### GIVEN REQUEST
Wherever a line holds the string "Muscle", copy that line.

### RECORDS FOR PROCESSING
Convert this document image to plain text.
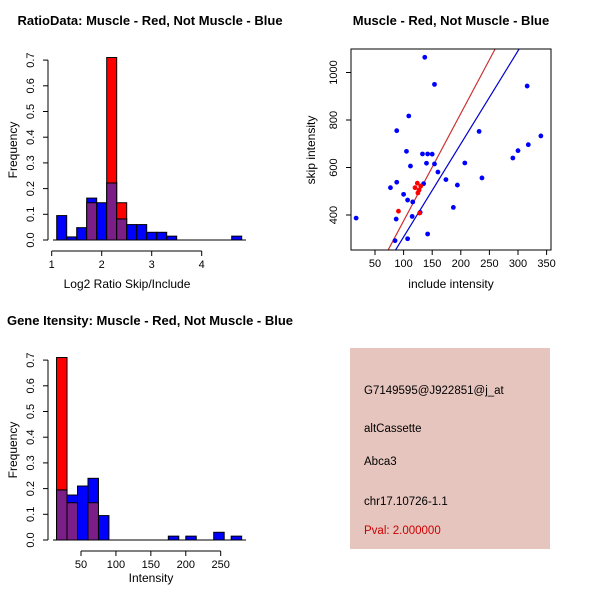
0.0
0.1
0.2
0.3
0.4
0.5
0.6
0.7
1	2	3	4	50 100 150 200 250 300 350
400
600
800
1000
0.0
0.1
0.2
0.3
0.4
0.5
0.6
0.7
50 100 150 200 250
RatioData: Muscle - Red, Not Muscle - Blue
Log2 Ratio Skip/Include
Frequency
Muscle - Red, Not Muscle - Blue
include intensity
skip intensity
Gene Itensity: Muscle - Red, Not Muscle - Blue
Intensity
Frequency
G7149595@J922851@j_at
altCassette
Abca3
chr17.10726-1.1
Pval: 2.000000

### THE RESULT
RatioData: Muscle - Red, Not Muscle - Blue
Muscle - Red, Not Muscle - Blue
Gene Itensity: Muscle - Red, Not Muscle - Blue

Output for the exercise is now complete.